▸ Stated problem
Each record below is to be reproduced without any change.

▸ Input for this task
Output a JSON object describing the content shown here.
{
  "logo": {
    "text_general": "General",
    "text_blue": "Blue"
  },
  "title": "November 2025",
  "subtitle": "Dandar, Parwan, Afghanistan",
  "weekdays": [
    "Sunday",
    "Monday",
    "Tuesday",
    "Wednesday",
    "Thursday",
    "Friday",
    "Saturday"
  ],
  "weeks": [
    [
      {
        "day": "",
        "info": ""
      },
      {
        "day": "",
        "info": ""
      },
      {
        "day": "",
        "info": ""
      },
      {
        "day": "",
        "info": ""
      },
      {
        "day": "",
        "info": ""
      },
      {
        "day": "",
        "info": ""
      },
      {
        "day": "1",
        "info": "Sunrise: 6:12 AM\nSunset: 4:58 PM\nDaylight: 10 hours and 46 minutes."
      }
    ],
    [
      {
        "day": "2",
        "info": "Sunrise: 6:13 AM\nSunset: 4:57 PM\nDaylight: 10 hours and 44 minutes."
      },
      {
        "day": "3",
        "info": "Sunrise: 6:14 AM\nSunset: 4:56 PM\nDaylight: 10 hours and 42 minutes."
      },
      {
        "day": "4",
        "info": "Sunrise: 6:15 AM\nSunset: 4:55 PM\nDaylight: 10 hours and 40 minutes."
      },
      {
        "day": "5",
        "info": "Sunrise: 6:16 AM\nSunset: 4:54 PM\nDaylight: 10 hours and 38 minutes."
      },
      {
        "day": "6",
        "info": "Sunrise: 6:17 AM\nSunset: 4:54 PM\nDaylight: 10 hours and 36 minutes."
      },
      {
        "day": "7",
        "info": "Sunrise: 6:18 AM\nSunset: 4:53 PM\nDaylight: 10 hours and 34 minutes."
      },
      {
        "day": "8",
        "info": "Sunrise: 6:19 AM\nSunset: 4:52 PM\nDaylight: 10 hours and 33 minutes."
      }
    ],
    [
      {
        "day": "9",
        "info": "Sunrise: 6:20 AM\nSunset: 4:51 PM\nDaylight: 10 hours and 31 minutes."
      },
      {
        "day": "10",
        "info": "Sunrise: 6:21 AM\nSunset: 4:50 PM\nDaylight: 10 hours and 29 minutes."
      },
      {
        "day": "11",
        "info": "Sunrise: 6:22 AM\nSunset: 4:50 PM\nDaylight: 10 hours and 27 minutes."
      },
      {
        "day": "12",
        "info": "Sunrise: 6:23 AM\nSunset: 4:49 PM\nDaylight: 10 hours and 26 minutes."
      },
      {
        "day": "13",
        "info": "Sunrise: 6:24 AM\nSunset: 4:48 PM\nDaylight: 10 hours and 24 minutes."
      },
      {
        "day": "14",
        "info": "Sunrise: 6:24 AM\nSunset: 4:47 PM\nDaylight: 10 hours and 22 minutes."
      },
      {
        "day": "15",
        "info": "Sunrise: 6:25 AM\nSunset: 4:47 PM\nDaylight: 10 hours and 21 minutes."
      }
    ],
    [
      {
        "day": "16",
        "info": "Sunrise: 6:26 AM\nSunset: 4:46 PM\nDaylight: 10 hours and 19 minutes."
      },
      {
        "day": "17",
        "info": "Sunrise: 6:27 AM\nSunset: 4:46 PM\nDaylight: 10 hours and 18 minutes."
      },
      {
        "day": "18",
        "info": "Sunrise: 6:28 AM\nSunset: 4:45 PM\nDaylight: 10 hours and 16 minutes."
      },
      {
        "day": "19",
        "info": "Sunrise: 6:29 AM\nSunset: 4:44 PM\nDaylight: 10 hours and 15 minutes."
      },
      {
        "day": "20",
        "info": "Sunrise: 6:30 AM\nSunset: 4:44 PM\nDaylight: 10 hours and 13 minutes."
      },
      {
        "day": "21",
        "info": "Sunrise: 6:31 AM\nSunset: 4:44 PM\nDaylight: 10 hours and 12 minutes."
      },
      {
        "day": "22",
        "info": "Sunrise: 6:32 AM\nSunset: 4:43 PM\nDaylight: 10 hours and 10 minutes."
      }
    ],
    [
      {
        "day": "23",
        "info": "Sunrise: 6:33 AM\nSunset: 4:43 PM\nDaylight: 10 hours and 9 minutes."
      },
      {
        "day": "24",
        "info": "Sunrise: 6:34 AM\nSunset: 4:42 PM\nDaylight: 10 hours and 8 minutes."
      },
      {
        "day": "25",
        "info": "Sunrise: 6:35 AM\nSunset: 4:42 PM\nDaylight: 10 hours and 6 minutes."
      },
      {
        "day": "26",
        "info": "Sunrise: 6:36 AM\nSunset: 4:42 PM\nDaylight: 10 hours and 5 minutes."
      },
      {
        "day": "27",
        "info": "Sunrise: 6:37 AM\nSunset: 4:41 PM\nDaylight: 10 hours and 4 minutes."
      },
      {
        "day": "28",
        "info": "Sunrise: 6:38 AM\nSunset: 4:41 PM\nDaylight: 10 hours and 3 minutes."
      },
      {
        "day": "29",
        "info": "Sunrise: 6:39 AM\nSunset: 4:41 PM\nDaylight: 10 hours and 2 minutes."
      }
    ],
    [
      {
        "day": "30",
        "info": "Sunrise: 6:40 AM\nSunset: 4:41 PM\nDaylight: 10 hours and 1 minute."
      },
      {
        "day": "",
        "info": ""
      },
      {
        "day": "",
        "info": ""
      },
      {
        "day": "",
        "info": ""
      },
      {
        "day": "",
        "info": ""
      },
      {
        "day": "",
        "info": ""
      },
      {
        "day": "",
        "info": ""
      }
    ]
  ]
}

▸ Final result
Output a JSON object describing the content shown here.
{
  "logo": {
    "text_general": "General",
    "text_blue": "Blue"
  },
  "title": "November 2025",
  "subtitle": "Dandar, Parwan, Afghanistan",
  "weekdays": [
    "Sunday",
    "Monday",
    "Tuesday",
    "Wednesday",
    "Thursday",
    "Friday",
    "Saturday"
  ],
  "weeks": [
    [
      {
        "day": "",
        "info": ""
      },
      {
        "day": "",
        "info": ""
      },
      {
        "day": "",
        "info": ""
      },
      {
        "day": "",
        "info": ""
      },
      {
        "day": "",
        "info": ""
      },
      {
        "day": "",
        "info": ""
      },
      {
        "day": "1",
        "info": "Sunrise: 6:12 AM\nSunset: 4:58 PM\nDaylight: 10 hours and 46 minutes."
      }
    ],
    [
      {
        "day": "2",
        "info": "Sunrise: 6:13 AM\nSunset: 4:57 PM\nDaylight: 10 hours and 44 minutes."
      },
      {
        "day": "3",
        "info": "Sunrise: 6:14 AM\nSunset: 4:56 PM\nDaylight: 10 hours and 42 minutes."
      },
      {
        "day": "4",
        "info": "Sunrise: 6:15 AM\nSunset: 4:55 PM\nDaylight: 10 hours and 40 minutes."
      },
      {
        "day": "5",
        "info": "Sunrise: 6:16 AM\nSunset: 4:54 PM\nDaylight: 10 hours and 38 minutes."
      },
      {
        "day": "6",
        "info": "Sunrise: 6:17 AM\nSunset: 4:54 PM\nDaylight: 10 hours and 36 minutes."
      },
      {
        "day": "7",
        "info": "Sunrise: 6:18 AM\nSunset: 4:53 PM\nDaylight: 10 hours and 34 minutes."
      },
      {
        "day": "8",
        "info": "Sunrise: 6:19 AM\nSunset: 4:52 PM\nDaylight: 10 hours and 33 minutes."
      }
    ],
    [
      {
        "day": "9",
        "info": "Sunrise: 6:20 AM\nSunset: 4:51 PM\nDaylight: 10 hours and 31 minutes."
      },
      {
        "day": "10",
        "info": "Sunrise: 6:21 AM\nSunset: 4:50 PM\nDaylight: 10 hours and 29 minutes."
      },
      {
        "day": "11",
        "info": "Sunrise: 6:22 AM\nSunset: 4:50 PM\nDaylight: 10 hours and 27 minutes."
      },
      {
        "day": "12",
        "info": "Sunrise: 6:23 AM\nSunset: 4:49 PM\nDaylight: 10 hours and 26 minutes."
      },
      {
        "day": "13",
        "info": "Sunrise: 6:24 AM\nSunset: 4:48 PM\nDaylight: 10 hours and 24 minutes."
      },
      {
        "day": "14",
        "info": "Sunrise: 6:24 AM\nSunset: 4:47 PM\nDaylight: 10 hours and 22 minutes."
      },
      {
        "day": "15",
        "info": "Sunrise: 6:25 AM\nSunset: 4:47 PM\nDaylight: 10 hours and 21 minutes."
      }
    ],
    [
      {
        "day": "16",
        "info": "Sunrise: 6:26 AM\nSunset: 4:46 PM\nDaylight: 10 hours and 19 minutes."
      },
      {
        "day": "17",
        "info": "Sunrise: 6:27 AM\nSunset: 4:46 PM\nDaylight: 10 hours and 18 minutes."
      },
      {
        "day": "18",
        "info": "Sunrise: 6:28 AM\nSunset: 4:45 PM\nDaylight: 10 hours and 16 minutes."
      },
      {
        "day": "19",
        "info": "Sunrise: 6:29 AM\nSunset: 4:44 PM\nDaylight: 10 hours and 15 minutes."
      },
      {
        "day": "20",
        "info": "Sunrise: 6:30 AM\nSunset: 4:44 PM\nDaylight: 10 hours and 13 minutes."
      },
      {
        "day": "21",
        "info": "Sunrise: 6:31 AM\nSunset: 4:44 PM\nDaylight: 10 hours and 12 minutes."
      },
      {
        "day": "22",
        "info": "Sunrise: 6:32 AM\nSunset: 4:43 PM\nDaylight: 10 hours and 10 minutes."
      }
    ],
    [
      {
        "day": "23",
        "info": "Sunrise: 6:33 AM\nSunset: 4:43 PM\nDaylight: 10 hours and 9 minutes."
      },
      {
        "day": "24",
        "info": "Sunrise: 6:34 AM\nSunset: 4:42 PM\nDaylight: 10 hours and 8 minutes."
      },
      {
        "day": "25",
        "info": "Sunrise: 6:35 AM\nSunset: 4:42 PM\nDaylight: 10 hours and 6 minutes."
      },
      {
        "day": "26",
        "info": "Sunrise: 6:36 AM\nSunset: 4:42 PM\nDaylight: 10 hours and 5 minutes."
      },
      {
        "day": "27",
        "info": "Sunrise: 6:37 AM\nSunset: 4:41 PM\nDaylight: 10 hours and 4 minutes."
      },
      {
        "day": "28",
        "info": "Sunrise: 6:38 AM\nSunset: 4:41 PM\nDaylight: 10 hours and 3 minutes."
      },
      {
        "day": "29",
        "info": "Sunrise: 6:39 AM\nSunset: 4:41 PM\nDaylight: 10 hours and 2 minutes."
      }
    ],
    [
      {
        "day": "30",
        "info": "Sunrise: 6:40 AM\nSunset: 4:41 PM\nDaylight: 10 hours and 1 minute."
      },
      {
        "day": "",
        "info": ""
      },
      {
        "day": "",
        "info": ""
      },
      {
        "day": "",
        "info": ""
      },
      {
        "day": "",
        "info": ""
      },
      {
        "day": "",
        "info": ""
      },
      {
        "day": "",
        "info": ""
      }
    ]
  ]
}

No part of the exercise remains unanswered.